Exercise directions ▸
Restate the whole listing word for word. Pictures are left out.

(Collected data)
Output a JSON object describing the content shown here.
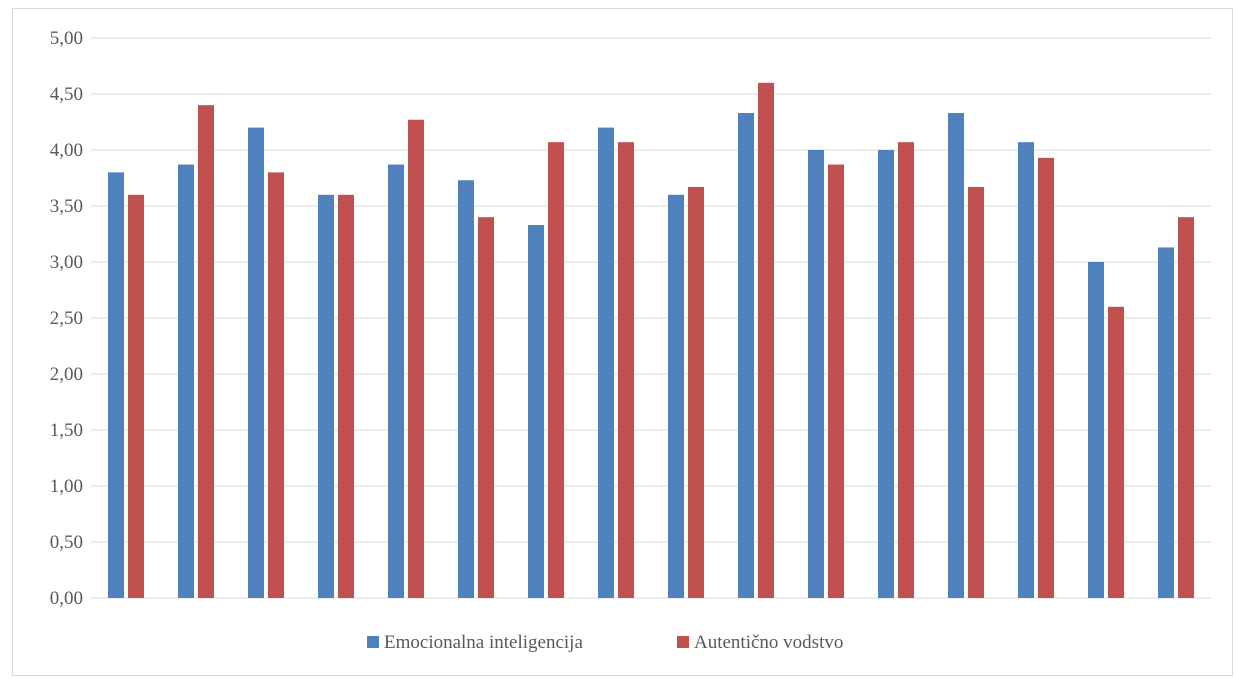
{
  "chart_data": {
    "type": "bar",
    "categories": [
      "",
      "",
      "",
      "",
      "",
      "",
      "",
      "",
      "",
      "",
      "",
      "",
      "",
      "",
      "",
      ""
    ],
    "series": [
      {
        "name": "Emocionalna inteligencija",
        "color": "#4F81BD",
        "values": [
          3.8,
          3.87,
          4.2,
          3.6,
          3.87,
          3.73,
          3.33,
          4.2,
          3.6,
          4.33,
          4.0,
          4.0,
          4.33,
          4.07,
          3.0,
          3.13
        ]
      },
      {
        "name": "Autentično vodstvo",
        "color": "#C0504D",
        "values": [
          3.6,
          4.4,
          3.8,
          3.6,
          4.27,
          3.4,
          4.07,
          4.07,
          3.67,
          4.6,
          3.87,
          4.07,
          3.67,
          3.93,
          2.6,
          3.4
        ]
      }
    ],
    "ylim": [
      0,
      5
    ],
    "yticks": [
      "0,00",
      "0,50",
      "1,00",
      "1,50",
      "2,00",
      "2,50",
      "3,00",
      "3,50",
      "4,00",
      "4,50",
      "5,00"
    ],
    "grid": true,
    "legend": "bottom",
    "gridcolor": "#d9d9d9"
  }
}
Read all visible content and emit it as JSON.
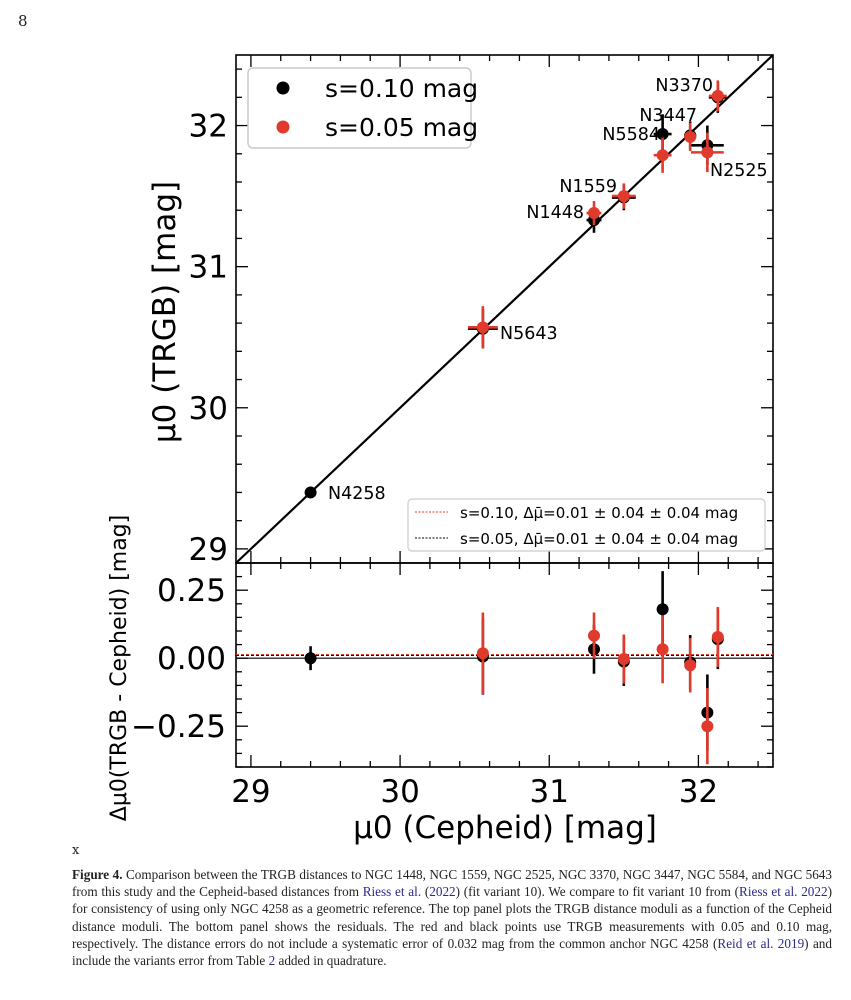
{
  "page_number": "8",
  "stray_mark": "x",
  "caption": {
    "label": "Figure 4.",
    "t1": " Comparison between the TRGB distances to NGC 1448, NGC 1559, NGC 2525, NGC 3370, NGC 3447, NGC 5584, and NGC 5643 from this study and the Cepheid-based distances from ",
    "c1": "Riess et al.",
    "t2": " (",
    "c2": "2022",
    "t3": ") (fit variant 10). We compare to fit variant 10 from (",
    "c3": "Riess et al. 2022",
    "t4": ") for consistency of using only NGC 4258 as a geometric reference. The top panel plots the TRGB distance moduli as a function of the Cepheid distance moduli. The bottom panel shows the residuals. The red and black points use TRGB measurements with 0.05 and 0.10 mag, respectively. The distance errors do not include a systematic error of 0.032 mag from the common anchor NGC 4258 (",
    "c4": "Reid et al. 2019",
    "t5": ") and include the variants error from Table ",
    "c5": "2",
    "t6": " added in quadrature."
  },
  "chart_data": [
    {
      "type": "scatter",
      "panel": "top",
      "xlabel": "μ0 (Cepheid) [mag]",
      "ylabel": "μ0 (TRGB) [mag]",
      "xlim": [
        28.9,
        32.5
      ],
      "ylim": [
        28.9,
        32.5
      ],
      "xticks": [
        "29",
        "30",
        "31",
        "32"
      ],
      "yticks": [
        "29",
        "30",
        "31",
        "32"
      ],
      "grid": false,
      "reference_line": "y = x",
      "legend_placement": "top-left",
      "series": [
        {
          "name": "s=0.10 mag",
          "color": "#000000",
          "points": [
            {
              "label": "N4258",
              "x": 29.4,
              "y": 29.4,
              "xerr": 0.02,
              "yerr": 0.04
            },
            {
              "label": "N5643",
              "x": 30.555,
              "y": 30.56,
              "xerr": 0.1,
              "yerr": 0.14
            },
            {
              "label": "N1448",
              "x": 31.3,
              "y": 31.33,
              "xerr": 0.05,
              "yerr": 0.09
            },
            {
              "label": "N1559",
              "x": 31.5,
              "y": 31.49,
              "xerr": 0.08,
              "yerr": 0.09
            },
            {
              "label": "N5584",
              "x": 31.76,
              "y": 31.94,
              "xerr": 0.06,
              "yerr": 0.14
            },
            {
              "label": "N3447",
              "x": 31.945,
              "y": 31.93,
              "xerr": 0.04,
              "yerr": 0.1
            },
            {
              "label": "N2525",
              "x": 32.06,
              "y": 31.86,
              "xerr": 0.11,
              "yerr": 0.14
            },
            {
              "label": "N3370",
              "x": 32.13,
              "y": 32.2,
              "xerr": 0.06,
              "yerr": 0.11
            }
          ]
        },
        {
          "name": "s=0.05 mag",
          "color": "#e03a2c",
          "points": [
            {
              "label": "N5643",
              "x": 30.555,
              "y": 30.57,
              "xerr": 0.1,
              "yerr": 0.15
            },
            {
              "label": "N1448",
              "x": 31.3,
              "y": 31.38,
              "xerr": 0.05,
              "yerr": 0.085
            },
            {
              "label": "N1559",
              "x": 31.5,
              "y": 31.5,
              "xerr": 0.08,
              "yerr": 0.09
            },
            {
              "label": "N5584",
              "x": 31.76,
              "y": 31.79,
              "xerr": 0.06,
              "yerr": 0.125
            },
            {
              "label": "N3447",
              "x": 31.945,
              "y": 31.92,
              "xerr": 0.04,
              "yerr": 0.1
            },
            {
              "label": "N2525",
              "x": 32.06,
              "y": 31.81,
              "xerr": 0.11,
              "yerr": 0.14
            },
            {
              "label": "N3370",
              "x": 32.13,
              "y": 32.21,
              "xerr": 0.06,
              "yerr": 0.11
            }
          ]
        }
      ],
      "galaxy_labels": [
        "N4258",
        "N5643",
        "N1448",
        "N1559",
        "N5584",
        "N3447",
        "N2525",
        "N3370"
      ]
    },
    {
      "type": "scatter",
      "panel": "bottom",
      "xlabel": "μ0 (Cepheid) [mag]",
      "ylabel": "Δμ0(TRGB - Cepheid) [mag]",
      "xlim": [
        28.9,
        32.5
      ],
      "ylim": [
        -0.4,
        0.35
      ],
      "xticks": [
        "29",
        "30",
        "31",
        "32"
      ],
      "yticks": [
        "0.25",
        "0.00",
        "−0.25"
      ],
      "ytick_values": [
        0.25,
        0.0,
        -0.25
      ],
      "grid": false,
      "legend_placement": "top-right of bottom panel (inside top panel)",
      "mean_lines": [
        {
          "name": "s=0.10, Δμ̄=0.01 ± 0.04 ± 0.04 mag",
          "value": 0.01,
          "color": "#e03a2c",
          "style": "dashed"
        },
        {
          "name": "s=0.05, Δμ̄=0.01 ± 0.04 ± 0.04 mag",
          "value": 0.01,
          "color": "#000000",
          "style": "dashed"
        }
      ],
      "zero_line": 0.0,
      "series": [
        {
          "color": "#000000",
          "points": [
            {
              "x": 29.4,
              "y": 0.0,
              "yerr": 0.044
            },
            {
              "x": 30.555,
              "y": 0.006,
              "yerr": 0.14
            },
            {
              "x": 31.3,
              "y": 0.033,
              "yerr": 0.09
            },
            {
              "x": 31.5,
              "y": -0.012,
              "yerr": 0.09
            },
            {
              "x": 31.76,
              "y": 0.18,
              "yerr": 0.14
            },
            {
              "x": 31.945,
              "y": -0.015,
              "yerr": 0.1
            },
            {
              "x": 32.06,
              "y": -0.2,
              "yerr": 0.14
            },
            {
              "x": 32.13,
              "y": 0.07,
              "yerr": 0.11
            }
          ]
        },
        {
          "color": "#e03a2c",
          "points": [
            {
              "x": 30.555,
              "y": 0.018,
              "yerr": 0.15
            },
            {
              "x": 31.3,
              "y": 0.083,
              "yerr": 0.085
            },
            {
              "x": 31.5,
              "y": -0.003,
              "yerr": 0.09
            },
            {
              "x": 31.76,
              "y": 0.033,
              "yerr": 0.125
            },
            {
              "x": 31.945,
              "y": -0.026,
              "yerr": 0.1
            },
            {
              "x": 32.06,
              "y": -0.25,
              "yerr": 0.14
            },
            {
              "x": 32.13,
              "y": 0.078,
              "yerr": 0.11
            }
          ]
        }
      ]
    }
  ]
}
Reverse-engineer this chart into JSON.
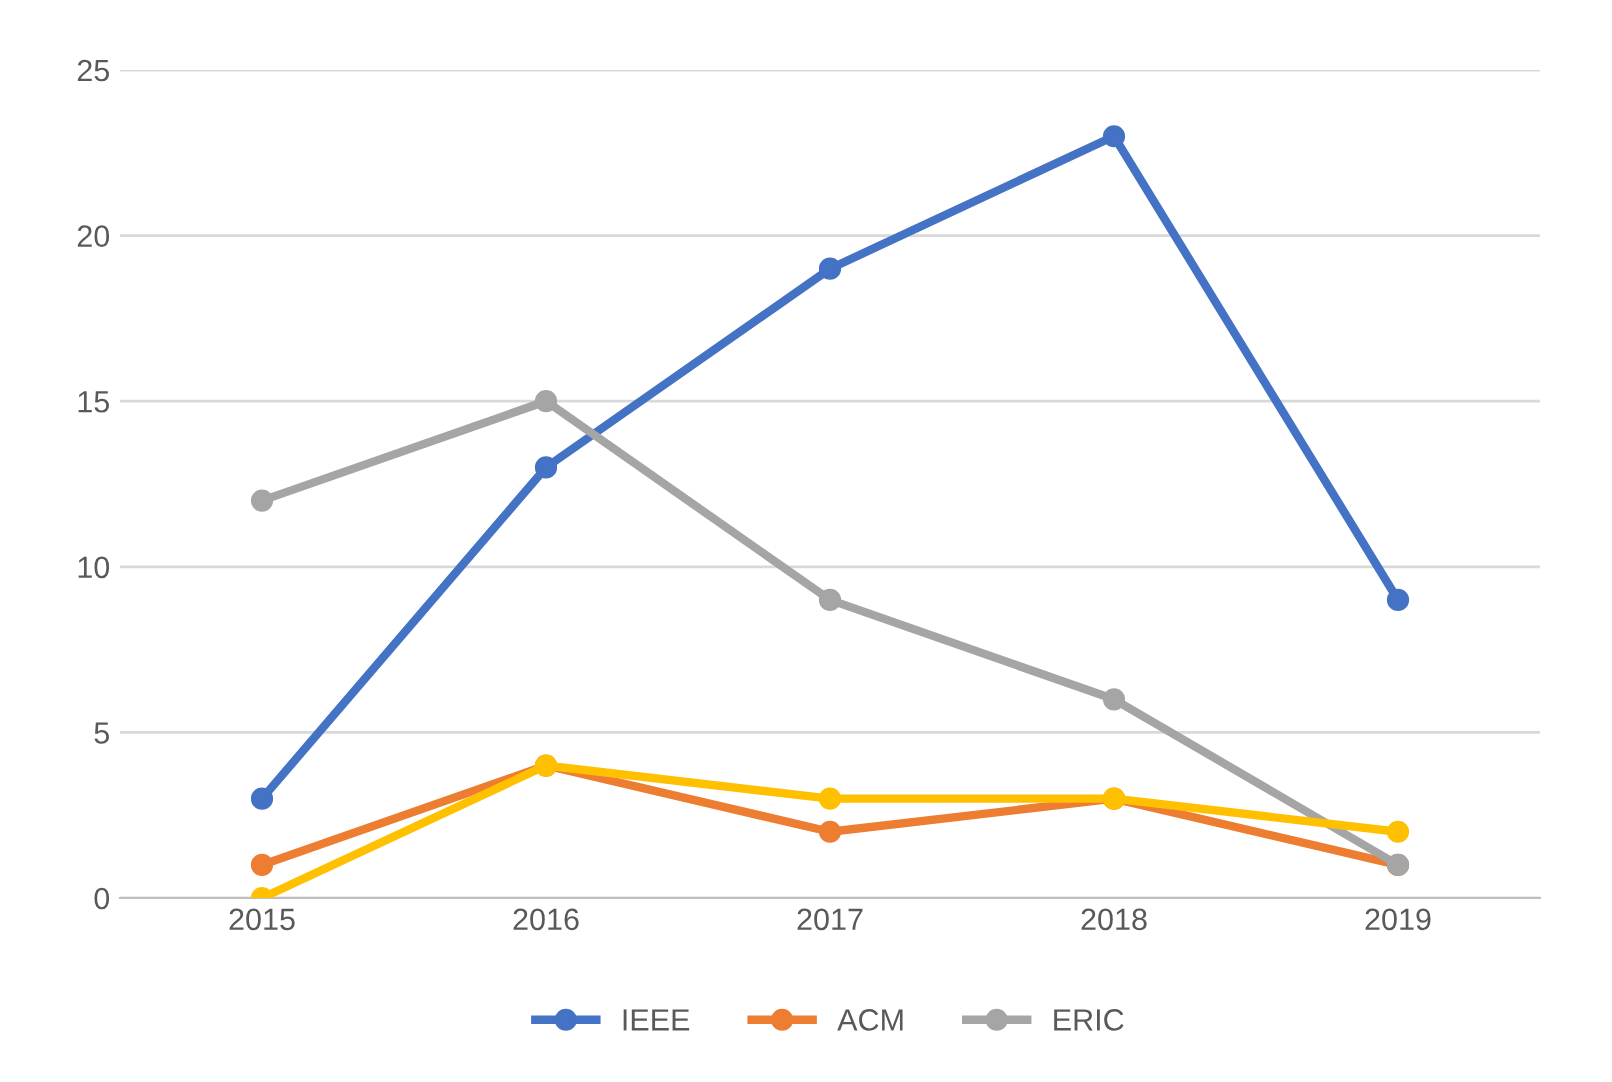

Exercise result ▸
Output a JSON object describing the content shown here.
{
  "chart_data": {
    "type": "bar",
    "categories": [
      "",
      "",
      "",
      "",
      "",
      "",
      "",
      "",
      "",
      "",
      "",
      "",
      "",
      "",
      "",
      ""
    ],
    "series": [
      {
        "name": "Emocionalna inteligencija",
        "color": "#4F81BD",
        "values": [
          3.8,
          3.87,
          4.2,
          3.6,
          3.87,
          3.73,
          3.33,
          4.2,
          3.6,
          4.33,
          4.0,
          4.0,
          4.33,
          4.07,
          3.0,
          3.13
        ]
      },
      {
        "name": "Autentično vodstvo",
        "color": "#C0504D",
        "values": [
          3.6,
          4.4,
          3.8,
          3.6,
          4.27,
          3.4,
          4.07,
          4.07,
          3.67,
          4.6,
          3.87,
          4.07,
          3.67,
          3.93,
          2.6,
          3.4
        ]
      }
    ],
    "ylim": [
      0,
      5
    ],
    "yticks": [
      "0,00",
      "0,50",
      "1,00",
      "1,50",
      "2,00",
      "2,50",
      "3,00",
      "3,50",
      "4,00",
      "4,50",
      "5,00"
    ],
    "grid": true,
    "legend": "bottom",
    "gridcolor": "#d9d9d9"
  }
}
Read all visible content and emit it as JSON.
{
  "page_number": "8",
  "stray_mark": "x",
  "caption": {
    "label": "Figure 4.",
    "t1": " Comparison between the TRGB distances to NGC 1448, NGC 1559, NGC 2525, NGC 3370, NGC 3447, NGC 5584, and NGC 5643 from this study and the Cepheid-based distances from ",
    "c1": "Riess et al.",
    "t2": " (",
    "c2": "2022",
    "t3": ") (fit variant 10). We compare to fit variant 10 from (",
    "c3": "Riess et al. 2022",
    "t4": ") for consistency of using only NGC 4258 as a geometric reference. The top panel plots the TRGB distance moduli as a function of the Cepheid distance moduli. The bottom panel shows the residuals. The red and black points use TRGB measurements with 0.05 and 0.10 mag, respectively. The distance errors do not include a systematic error of 0.032 mag from the common anchor NGC 4258 (",
    "c4": "Reid et al. 2019",
    "t5": ") and include the variants error from Table ",
    "c5": "2",
    "t6": " added in quadrature."
  },
  "chart_data": [
    {
      "type": "scatter",
      "panel": "top",
      "xlabel": "μ0 (Cepheid) [mag]",
      "ylabel": "μ0 (TRGB) [mag]",
      "xlim": [
        28.9,
        32.5
      ],
      "ylim": [
        28.9,
        32.5
      ],
      "xticks": [
        "29",
        "30",
        "31",
        "32"
      ],
      "yticks": [
        "29",
        "30",
        "31",
        "32"
      ],
      "grid": false,
      "reference_line": "y = x",
      "legend_placement": "top-left",
      "series": [
        {
          "name": "s=0.10 mag",
          "color": "#000000",
          "points": [
            {
              "label": "N4258",
              "x": 29.4,
              "y": 29.4,
              "xerr": 0.02,
              "yerr": 0.04
            },
            {
              "label": "N5643",
              "x": 30.555,
              "y": 30.56,
              "xerr": 0.1,
              "yerr": 0.14
            },
            {
              "label": "N1448",
              "x": 31.3,
              "y": 31.33,
              "xerr": 0.05,
              "yerr": 0.09
            },
            {
              "label": "N1559",
              "x": 31.5,
              "y": 31.49,
              "xerr": 0.08,
              "yerr": 0.09
            },
            {
              "label": "N5584",
              "x": 31.76,
              "y": 31.94,
              "xerr": 0.06,
              "yerr": 0.14
            },
            {
              "label": "N3447",
              "x": 31.945,
              "y": 31.93,
              "xerr": 0.04,
              "yerr": 0.1
            },
            {
              "label": "N2525",
              "x": 32.06,
              "y": 31.86,
              "xerr": 0.11,
              "yerr": 0.14
            },
            {
              "label": "N3370",
              "x": 32.13,
              "y": 32.2,
              "xerr": 0.06,
              "yerr": 0.11
            }
          ]
        },
        {
          "name": "s=0.05 mag",
          "color": "#e03a2c",
          "points": [
            {
              "label": "N5643",
              "x": 30.555,
              "y": 30.57,
              "xerr": 0.1,
              "yerr": 0.15
            },
            {
              "label": "N1448",
              "x": 31.3,
              "y": 31.38,
              "xerr": 0.05,
              "yerr": 0.085
            },
            {
              "label": "N1559",
              "x": 31.5,
              "y": 31.5,
              "xerr": 0.08,
              "yerr": 0.09
            },
            {
              "label": "N5584",
              "x": 31.76,
              "y": 31.79,
              "xerr": 0.06,
              "yerr": 0.125
            },
            {
              "label": "N3447",
              "x": 31.945,
              "y": 31.92,
              "xerr": 0.04,
              "yerr": 0.1
            },
            {
              "label": "N2525",
              "x": 32.06,
              "y": 31.81,
              "xerr": 0.11,
              "yerr": 0.14
            },
            {
              "label": "N3370",
              "x": 32.13,
              "y": 32.21,
              "xerr": 0.06,
              "yerr": 0.11
            }
          ]
        }
      ],
      "galaxy_labels": [
        "N4258",
        "N5643",
        "N1448",
        "N1559",
        "N5584",
        "N3447",
        "N2525",
        "N3370"
      ]
    },
    {
      "type": "scatter",
      "panel": "bottom",
      "xlabel": "μ0 (Cepheid) [mag]",
      "ylabel": "Δμ0(TRGB - Cepheid) [mag]",
      "xlim": [
        28.9,
        32.5
      ],
      "ylim": [
        -0.4,
        0.35
      ],
      "xticks": [
        "29",
        "30",
        "31",
        "32"
      ],
      "yticks": [
        "0.25",
        "0.00",
        "−0.25"
      ],
      "ytick_values": [
        0.25,
        0.0,
        -0.25
      ],
      "grid": false,
      "legend_placement": "top-right of bottom panel (inside top panel)",
      "mean_lines": [
        {
          "name": "s=0.10, Δμ̄=0.01 ± 0.04 ± 0.04 mag",
          "value": 0.01,
          "color": "#e03a2c",
          "style": "dashed"
        },
        {
          "name": "s=0.05, Δμ̄=0.01 ± 0.04 ± 0.04 mag",
          "value": 0.01,
          "color": "#000000",
          "style": "dashed"
        }
      ],
      "zero_line": 0.0,
      "series": [
        {
          "color": "#000000",
          "points": [
            {
              "x": 29.4,
              "y": 0.0,
              "yerr": 0.044
            },
            {
              "x": 30.555,
              "y": 0.006,
              "yerr": 0.14
            },
            {
              "x": 31.3,
              "y": 0.033,
              "yerr": 0.09
            },
            {
              "x": 31.5,
              "y": -0.012,
              "yerr": 0.09
            },
            {
              "x": 31.76,
              "y": 0.18,
              "yerr": 0.14
            },
            {
              "x": 31.945,
              "y": -0.015,
              "yerr": 0.1
            },
            {
              "x": 32.06,
              "y": -0.2,
              "yerr": 0.14
            },
            {
              "x": 32.13,
              "y": 0.07,
              "yerr": 0.11
            }
          ]
        },
        {
          "color": "#e03a2c",
          "points": [
            {
              "x": 30.555,
              "y": 0.018,
              "yerr": 0.15
            },
            {
              "x": 31.3,
              "y": 0.083,
              "yerr": 0.085
            },
            {
              "x": 31.5,
              "y": -0.003,
              "yerr": 0.09
            },
            {
              "x": 31.76,
              "y": 0.033,
              "yerr": 0.125
            },
            {
              "x": 31.945,
              "y": -0.026,
              "yerr": 0.1
            },
            {
              "x": 32.06,
              "y": -0.25,
              "yerr": 0.14
            },
            {
              "x": 32.13,
              "y": 0.078,
              "yerr": 0.11
            }
          ]
        }
      ]
    }
  ]
}
Reverse-engineer this chart into JSON.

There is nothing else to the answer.